Dataset entries =>
******

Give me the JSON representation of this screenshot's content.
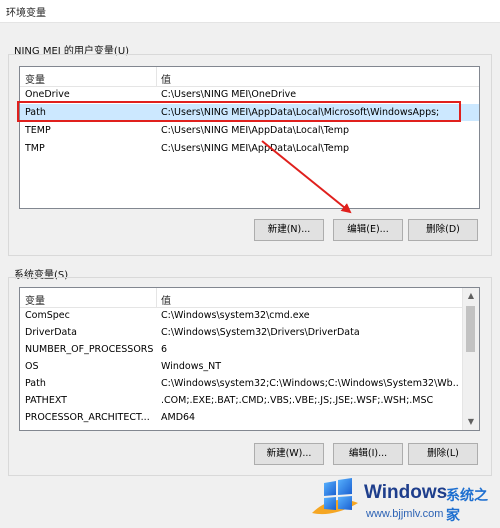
{
  "window": {
    "title": "环境变量"
  },
  "user_vars": {
    "section_label": "NING MEI 的用户变量(U)",
    "headers": {
      "name": "变量",
      "value": "值"
    },
    "rows": [
      {
        "name": "OneDrive",
        "value": "C:\\Users\\NING MEI\\OneDrive"
      },
      {
        "name": "Path",
        "value": "C:\\Users\\NING MEI\\AppData\\Local\\Microsoft\\WindowsApps;"
      },
      {
        "name": "TEMP",
        "value": "C:\\Users\\NING MEI\\AppData\\Local\\Temp"
      },
      {
        "name": "TMP",
        "value": "C:\\Users\\NING MEI\\AppData\\Local\\Temp"
      }
    ],
    "buttons": {
      "new": "新建(N)...",
      "edit": "编辑(E)...",
      "delete": "删除(D)"
    }
  },
  "system_vars": {
    "section_label": "系统变量(S)",
    "headers": {
      "name": "变量",
      "value": "值"
    },
    "rows": [
      {
        "name": "ComSpec",
        "value": "C:\\Windows\\system32\\cmd.exe"
      },
      {
        "name": "DriverData",
        "value": "C:\\Windows\\System32\\Drivers\\DriverData"
      },
      {
        "name": "NUMBER_OF_PROCESSORS",
        "value": "6"
      },
      {
        "name": "OS",
        "value": "Windows_NT"
      },
      {
        "name": "Path",
        "value": "C:\\Windows\\system32;C:\\Windows;C:\\Windows\\System32\\Wb..."
      },
      {
        "name": "PATHEXT",
        "value": ".COM;.EXE;.BAT;.CMD;.VBS;.VBE;.JS;.JSE;.WSF;.WSH;.MSC"
      },
      {
        "name": "PROCESSOR_ARCHITECT...",
        "value": "AMD64"
      }
    ],
    "buttons": {
      "new": "新建(W)...",
      "edit": "编辑(I)...",
      "delete": "删除(L)"
    }
  },
  "watermark": {
    "brand": "Windows",
    "brand_cn": "系统之家",
    "url": "www.bjjmlv.com"
  },
  "colors": {
    "selection": "#cce8ff",
    "highlight": "#e0201d",
    "brand_blue": "#1e6fd0"
  }
}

******

Work required => Look through the entries above and list every line containing "OneDrive".

Task result =>
        "name": "OneDrive",
        "value": "C:\\Users\\NING MEI\\OneDrive"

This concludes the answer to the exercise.